* GOAL 1 *
According to the patent examination text, under which statute is claim 10 rejected?

* DOCUMENT TEXT *
However, Guo teaches in the field related to multi-modality neural network. Guo, Abstract, page 3947, Introduction page 3948. Guo, which is analogous to the claimed invention because Gou is directed to mulit-modalaity video, audio, emotional recognition, teaches that, We adopt the conditional GAN (cGAN) technique [16, 19] to incorporate the prior knowledge of emotion state 𝑠 into statistical inference. Specifically in our implementation, the added cGAN subnet forces the restored imageˆ𝐼 of MMSD-Net to pass the test of being the original face image 𝐼𝑡 in the given emotion state 𝑠 without compression or down sampling. The test is done by examining whether ˆ𝐼 and 𝐼 obey the same conditional probability distribution of face images in the given emotion state 𝑠. The discriminator 𝐷, with the same architecture as [19], takes the restored image ˆ𝐼 and given emotion state 𝑠 as input and outputs a single scalar 𝐷(ˆ𝐼,𝑠) representing the probability that ˆ𝐼 came from real images with given emotion state 𝑠. The MMSD-Net is trained to maximize 𝐷(ˆ𝐼,𝑠) and discriminator is trained to minimize 𝐷(ˆ𝐼,𝑠) (using the scalar value representing the feedback signal to retrain the model), simultaneously. The adversarial loss function is defined as: 𝐿𝑎𝑑𝑣 = −E𝑥 𝑙𝑜𝑔 𝐷(𝐺(ˇ𝐼,𝑠),𝑠) (6) where 𝐺 represents the proposed MMSD neural network and 𝐷 is the discriminator. Combining all the loss terms introduced above, the overall objective function for optimizing the MMSD-Net is 𝐿 = ∥ˆ𝐼−𝐼∥1 +𝜆1𝐿𝑎𝑑𝑣 +𝜆2𝐿𝐸 (7) where𝜆1 and 𝜆2 are hyper-parameters. Recall from the discussions around Eq(5) that the restored frame ˆ𝐼 is an inference based on the three-modality features 𝒇𝑉,𝐴,𝐸. Gou, Section  3.5 and Section 3.4, page 3951.
It would have been obvious to one of ordinary skill in the art before the effective filing date of the present application to implement the method for training a model and multi-modal user interfaces of Choudhary using the feature for converting the feedback signal to a scalar value of Xu and using the scalar value representing the feedback signal to retrain the model of Gou, with a reasonable expectation of success, in order to transform, combine, and analyze visual and/or auditory data of the actual communicator and provide feedback to the communicator and for refining learning models to improve results over time and so that emotion analysis may be predicted and to accurately predict emotional states. Xu. para 4-5, 52, 50, 41. Gou, Section 3.4, page 3951.
This would have provided the user with the advantages of transforming and analyzing input communications for category specific scores and accurately predicting and recognizing emotional states.  

Claim(s) 10 is rejected under 35 U.S.C. 103 as being unpatentable over Choudhary as applied to claim 1 above, and further in view of Li et al. (Pub. No. US 2023/0128422 A1, filed October 26, 2022) hereinafter Li.

Regarding claim 10, which depends from claim 1 and recites:
wherein the method used to at least in part retrain the model is based on reinforcement learning.
Choudhary teaches the method of claim 1, including the method to at least in part retrain the model. Choudhary does not specifically disclose based on reinforcement learning.

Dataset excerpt
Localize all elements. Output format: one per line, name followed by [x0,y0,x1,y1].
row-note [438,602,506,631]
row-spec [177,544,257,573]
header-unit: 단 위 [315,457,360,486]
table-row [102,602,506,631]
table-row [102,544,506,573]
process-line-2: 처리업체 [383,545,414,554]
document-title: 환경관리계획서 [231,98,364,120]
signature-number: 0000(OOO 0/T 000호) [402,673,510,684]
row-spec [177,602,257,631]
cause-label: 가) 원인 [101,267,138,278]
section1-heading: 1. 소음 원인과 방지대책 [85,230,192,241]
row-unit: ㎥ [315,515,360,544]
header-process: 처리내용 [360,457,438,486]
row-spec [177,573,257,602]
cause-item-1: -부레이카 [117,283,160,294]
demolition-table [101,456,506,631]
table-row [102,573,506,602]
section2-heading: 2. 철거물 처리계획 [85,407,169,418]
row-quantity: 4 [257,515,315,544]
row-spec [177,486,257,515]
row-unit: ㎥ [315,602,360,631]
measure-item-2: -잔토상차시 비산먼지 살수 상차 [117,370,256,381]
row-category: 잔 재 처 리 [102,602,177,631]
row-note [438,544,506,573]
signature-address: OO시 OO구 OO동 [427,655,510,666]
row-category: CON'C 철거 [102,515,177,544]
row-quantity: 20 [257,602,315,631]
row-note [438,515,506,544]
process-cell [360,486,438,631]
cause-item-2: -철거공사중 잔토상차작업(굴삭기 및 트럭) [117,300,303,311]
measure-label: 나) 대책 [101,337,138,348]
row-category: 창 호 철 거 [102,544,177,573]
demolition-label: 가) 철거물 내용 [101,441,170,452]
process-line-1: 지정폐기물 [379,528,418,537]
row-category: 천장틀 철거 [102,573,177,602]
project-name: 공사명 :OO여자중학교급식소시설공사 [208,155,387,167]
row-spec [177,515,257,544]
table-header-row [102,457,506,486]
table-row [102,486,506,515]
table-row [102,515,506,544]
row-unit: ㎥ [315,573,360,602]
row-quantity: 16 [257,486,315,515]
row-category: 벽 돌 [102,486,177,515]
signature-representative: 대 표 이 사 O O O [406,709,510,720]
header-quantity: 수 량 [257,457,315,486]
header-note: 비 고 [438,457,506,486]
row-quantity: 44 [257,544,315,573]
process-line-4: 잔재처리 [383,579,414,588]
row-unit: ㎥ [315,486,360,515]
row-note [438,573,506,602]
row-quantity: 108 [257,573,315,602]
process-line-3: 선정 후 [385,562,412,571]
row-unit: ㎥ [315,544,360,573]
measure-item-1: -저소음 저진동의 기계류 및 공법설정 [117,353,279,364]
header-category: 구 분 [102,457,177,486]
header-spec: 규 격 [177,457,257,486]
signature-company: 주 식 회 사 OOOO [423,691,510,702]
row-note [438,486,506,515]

* GOAL 2 *
Rewrite the rows above from the first row through the line containing "row-category: 벽 돌 [102,486,177,515]", swapping "row-spec" for "row-size" and keeping everything else the same. Return only those lines.

* WORKED SOLUTION 1 *
35 U.S.C. 103

* WORKED SOLUTION 2 *
Localize all elements. Output format: one per line, name followed by [x0,y0,x1,y1].
row-note [438,602,506,631]
row-size [177,544,257,573]
header-unit: 단 위 [315,457,360,486]
table-row [102,602,506,631]
table-row [102,544,506,573]
process-line-2: 처리업체 [383,545,414,554]
document-title: 환경관리계획서 [231,98,364,120]
signature-number: 0000(OOO 0/T 000호) [402,673,510,684]
row-size [177,602,257,631]
cause-label: 가) 원인 [101,267,138,278]
section1-heading: 1. 소음 원인과 방지대책 [85,230,192,241]
row-unit: ㎥ [315,515,360,544]
header-process: 처리내용 [360,457,438,486]
row-size [177,573,257,602]
cause-item-1: -부레이카 [117,283,160,294]
demolition-table [101,456,506,631]
table-row [102,573,506,602]
section2-heading: 2. 철거물 처리계획 [85,407,169,418]
row-quantity: 4 [257,515,315,544]
row-size [177,486,257,515]
row-unit: ㎥ [315,602,360,631]
measure-item-2: -잔토상차시 비산먼지 살수 상차 [117,370,256,381]
row-category: 잔 재 처 리 [102,602,177,631]
row-note [438,544,506,573]
signature-address: OO시 OO구 OO동 [427,655,510,666]
row-category: CON'C 철거 [102,515,177,544]
row-quantity: 20 [257,602,315,631]
row-note [438,515,506,544]
process-cell [360,486,438,631]
cause-item-2: -철거공사중 잔토상차작업(굴삭기 및 트럭) [117,300,303,311]
measure-label: 나) 대책 [101,337,138,348]
row-category: 창 호 철 거 [102,544,177,573]
demolition-label: 가) 철거물 내용 [101,441,170,452]
process-line-1: 지정폐기물 [379,528,418,537]
row-category: 천장틀 철거 [102,573,177,602]
project-name: 공사명 :OO여자중학교급식소시설공사 [208,155,387,167]
row-size [177,515,257,544]
table-header-row [102,457,506,486]
table-row [102,486,506,515]
table-row [102,515,506,544]
row-unit: ㎥ [315,573,360,602]
row-quantity: 16 [257,486,315,515]
row-category: 벽 돌 [102,486,177,515]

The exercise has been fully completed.